--- START Task input ---
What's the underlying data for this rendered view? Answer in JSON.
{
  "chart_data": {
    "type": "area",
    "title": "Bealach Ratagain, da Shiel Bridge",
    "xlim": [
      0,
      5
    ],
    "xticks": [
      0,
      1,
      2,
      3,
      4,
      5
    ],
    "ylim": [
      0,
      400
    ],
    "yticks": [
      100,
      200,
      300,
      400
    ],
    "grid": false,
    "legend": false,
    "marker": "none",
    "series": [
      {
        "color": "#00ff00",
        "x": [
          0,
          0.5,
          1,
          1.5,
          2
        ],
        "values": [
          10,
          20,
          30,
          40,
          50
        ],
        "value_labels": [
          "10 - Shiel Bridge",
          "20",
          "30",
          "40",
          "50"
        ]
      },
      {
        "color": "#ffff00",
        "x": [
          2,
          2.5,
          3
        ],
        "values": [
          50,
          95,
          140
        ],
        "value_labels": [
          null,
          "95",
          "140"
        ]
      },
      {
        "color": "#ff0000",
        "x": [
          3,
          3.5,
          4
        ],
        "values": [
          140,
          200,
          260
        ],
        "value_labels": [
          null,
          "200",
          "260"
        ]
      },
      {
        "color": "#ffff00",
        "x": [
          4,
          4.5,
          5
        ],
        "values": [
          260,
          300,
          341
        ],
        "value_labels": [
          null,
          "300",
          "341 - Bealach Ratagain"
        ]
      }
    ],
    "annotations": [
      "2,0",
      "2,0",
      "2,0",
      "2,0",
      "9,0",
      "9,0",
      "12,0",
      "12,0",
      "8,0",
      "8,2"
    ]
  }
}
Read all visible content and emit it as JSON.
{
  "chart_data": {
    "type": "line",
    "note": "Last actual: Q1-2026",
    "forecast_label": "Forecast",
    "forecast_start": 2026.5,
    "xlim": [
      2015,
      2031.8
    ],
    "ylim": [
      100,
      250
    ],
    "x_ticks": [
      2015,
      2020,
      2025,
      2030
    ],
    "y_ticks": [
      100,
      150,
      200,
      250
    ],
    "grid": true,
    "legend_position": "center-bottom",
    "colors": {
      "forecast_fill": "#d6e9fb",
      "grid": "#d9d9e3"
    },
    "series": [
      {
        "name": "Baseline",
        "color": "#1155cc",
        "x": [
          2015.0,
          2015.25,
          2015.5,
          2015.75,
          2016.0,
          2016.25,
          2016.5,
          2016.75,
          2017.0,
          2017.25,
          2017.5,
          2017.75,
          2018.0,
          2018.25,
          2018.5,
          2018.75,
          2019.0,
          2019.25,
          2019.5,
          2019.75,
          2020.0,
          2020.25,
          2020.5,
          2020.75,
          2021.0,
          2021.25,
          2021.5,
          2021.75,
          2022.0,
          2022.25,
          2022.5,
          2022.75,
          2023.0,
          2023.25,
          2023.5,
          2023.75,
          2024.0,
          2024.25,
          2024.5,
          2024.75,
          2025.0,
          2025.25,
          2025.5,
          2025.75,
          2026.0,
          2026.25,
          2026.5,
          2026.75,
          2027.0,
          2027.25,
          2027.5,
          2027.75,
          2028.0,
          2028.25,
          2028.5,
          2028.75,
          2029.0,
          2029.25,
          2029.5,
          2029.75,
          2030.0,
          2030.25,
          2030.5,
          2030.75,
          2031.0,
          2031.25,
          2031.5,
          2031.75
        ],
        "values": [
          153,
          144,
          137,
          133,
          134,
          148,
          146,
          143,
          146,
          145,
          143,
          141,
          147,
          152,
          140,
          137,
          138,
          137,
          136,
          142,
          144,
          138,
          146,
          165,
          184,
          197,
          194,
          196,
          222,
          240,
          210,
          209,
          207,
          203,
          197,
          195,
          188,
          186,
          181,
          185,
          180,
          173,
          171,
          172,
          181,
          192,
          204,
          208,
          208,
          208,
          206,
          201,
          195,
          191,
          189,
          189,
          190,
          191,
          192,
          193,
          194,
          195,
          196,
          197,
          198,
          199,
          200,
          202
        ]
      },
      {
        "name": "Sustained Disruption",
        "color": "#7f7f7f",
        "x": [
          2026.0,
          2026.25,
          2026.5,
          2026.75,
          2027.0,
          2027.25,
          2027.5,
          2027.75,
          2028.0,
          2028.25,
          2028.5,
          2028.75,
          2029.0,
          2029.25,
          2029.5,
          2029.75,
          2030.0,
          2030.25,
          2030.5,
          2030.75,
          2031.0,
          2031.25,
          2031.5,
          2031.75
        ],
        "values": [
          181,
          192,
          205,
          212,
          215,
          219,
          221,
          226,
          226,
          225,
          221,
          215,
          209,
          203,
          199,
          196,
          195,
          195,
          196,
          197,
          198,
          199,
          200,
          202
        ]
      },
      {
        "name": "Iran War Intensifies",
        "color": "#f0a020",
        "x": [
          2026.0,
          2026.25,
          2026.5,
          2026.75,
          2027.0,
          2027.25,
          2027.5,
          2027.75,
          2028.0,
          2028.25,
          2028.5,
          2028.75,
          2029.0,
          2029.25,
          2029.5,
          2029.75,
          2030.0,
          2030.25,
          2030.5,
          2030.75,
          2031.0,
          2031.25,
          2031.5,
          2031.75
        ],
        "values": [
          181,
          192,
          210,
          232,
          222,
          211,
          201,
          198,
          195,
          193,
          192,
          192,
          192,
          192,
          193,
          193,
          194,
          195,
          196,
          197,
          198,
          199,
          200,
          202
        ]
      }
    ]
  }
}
--- END Task input ---
### Set exercise
Retype all the material above precisely, with no line left out.

### Exercise answer
What's the underlying data for this rendered view? Answer in JSON.
{
  "chart_data": {
    "type": "area",
    "title": "Bealach Ratagain, da Shiel Bridge",
    "xlim": [
      0,
      5
    ],
    "xticks": [
      0,
      1,
      2,
      3,
      4,
      5
    ],
    "ylim": [
      0,
      400
    ],
    "yticks": [
      100,
      200,
      300,
      400
    ],
    "grid": false,
    "legend": false,
    "marker": "none",
    "series": [
      {
        "color": "#00ff00",
        "x": [
          0,
          0.5,
          1,
          1.5,
          2
        ],
        "values": [
          10,
          20,
          30,
          40,
          50
        ],
        "value_labels": [
          "10 - Shiel Bridge",
          "20",
          "30",
          "40",
          "50"
        ]
      },
      {
        "color": "#ffff00",
        "x": [
          2,
          2.5,
          3
        ],
        "values": [
          50,
          95,
          140
        ],
        "value_labels": [
          null,
          "95",
          "140"
        ]
      },
      {
        "color": "#ff0000",
        "x": [
          3,
          3.5,
          4
        ],
        "values": [
          140,
          200,
          260
        ],
        "value_labels": [
          null,
          "200",
          "260"
        ]
      },
      {
        "color": "#ffff00",
        "x": [
          4,
          4.5,
          5
        ],
        "values": [
          260,
          300,
          341
        ],
        "value_labels": [
          null,
          "300",
          "341 - Bealach Ratagain"
        ]
      }
    ],
    "annotations": [
      "2,0",
      "2,0",
      "2,0",
      "2,0",
      "9,0",
      "9,0",
      "12,0",
      "12,0",
      "8,0",
      "8,2"
    ]
  }
}
Read all visible content and emit it as JSON.
{
  "chart_data": {
    "type": "line",
    "note": "Last actual: Q1-2026",
    "forecast_label": "Forecast",
    "forecast_start": 2026.5,
    "xlim": [
      2015,
      2031.8
    ],
    "ylim": [
      100,
      250
    ],
    "x_ticks": [
      2015,
      2020,
      2025,
      2030
    ],
    "y_ticks": [
      100,
      150,
      200,
      250
    ],
    "grid": true,
    "legend_position": "center-bottom",
    "colors": {
      "forecast_fill": "#d6e9fb",
      "grid": "#d9d9e3"
    },
    "series": [
      {
        "name": "Baseline",
        "color": "#1155cc",
        "x": [
          2015.0,
          2015.25,
          2015.5,
          2015.75,
          2016.0,
          2016.25,
          2016.5,
          2016.75,
          2017.0,
          2017.25,
          2017.5,
          2017.75,
          2018.0,
          2018.25,
          2018.5,
          2018.75,
          2019.0,
          2019.25,
          2019.5,
          2019.75,
          2020.0,
          2020.25,
          2020.5,
          2020.75,
          2021.0,
          2021.25,
          2021.5,
          2021.75,
          2022.0,
          2022.25,
          2022.5,
          2022.75,
          2023.0,
          2023.25,
          2023.5,
          2023.75,
          2024.0,
          2024.25,
          2024.5,
          2024.75,
          2025.0,
          2025.25,
          2025.5,
          2025.75,
          2026.0,
          2026.25,
          2026.5,
          2026.75,
          2027.0,
          2027.25,
          2027.5,
          2027.75,
          2028.0,
          2028.25,
          2028.5,
          2028.75,
          2029.0,
          2029.25,
          2029.5,
          2029.75,
          2030.0,
          2030.25,
          2030.5,
          2030.75,
          2031.0,
          2031.25,
          2031.5,
          2031.75
        ],
        "values": [
          153,
          144,
          137,
          133,
          134,
          148,
          146,
          143,
          146,
          145,
          143,
          141,
          147,
          152,
          140,
          137,
          138,
          137,
          136,
          142,
          144,
          138,
          146,
          165,
          184,
          197,
          194,
          196,
          222,
          240,
          210,
          209,
          207,
          203,
          197,
          195,
          188,
          186,
          181,
          185,
          180,
          173,
          171,
          172,
          181,
          192,
          204,
          208,
          208,
          208,
          206,
          201,
          195,
          191,
          189,
          189,
          190,
          191,
          192,
          193,
          194,
          195,
          196,
          197,
          198,
          199,
          200,
          202
        ]
      },
      {
        "name": "Sustained Disruption",
        "color": "#7f7f7f",
        "x": [
          2026.0,
          2026.25,
          2026.5,
          2026.75,
          2027.0,
          2027.25,
          2027.5,
          2027.75,
          2028.0,
          2028.25,
          2028.5,
          2028.75,
          2029.0,
          2029.25,
          2029.5,
          2029.75,
          2030.0,
          2030.25,
          2030.5,
          2030.75,
          2031.0,
          2031.25,
          2031.5,
          2031.75
        ],
        "values": [
          181,
          192,
          205,
          212,
          215,
          219,
          221,
          226,
          226,
          225,
          221,
          215,
          209,
          203,
          199,
          196,
          195,
          195,
          196,
          197,
          198,
          199,
          200,
          202
        ]
      },
      {
        "name": "Iran War Intensifies",
        "color": "#f0a020",
        "x": [
          2026.0,
          2026.25,
          2026.5,
          2026.75,
          2027.0,
          2027.25,
          2027.5,
          2027.75,
          2028.0,
          2028.25,
          2028.5,
          2028.75,
          2029.0,
          2029.25,
          2029.5,
          2029.75,
          2030.0,
          2030.25,
          2030.5,
          2030.75,
          2031.0,
          2031.25,
          2031.5,
          2031.75
        ],
        "values": [
          181,
          192,
          210,
          232,
          222,
          211,
          201,
          198,
          195,
          193,
          192,
          192,
          192,
          192,
          193,
          193,
          194,
          195,
          196,
          197,
          198,
          199,
          200,
          202
        ]
      }
    ]
  }
}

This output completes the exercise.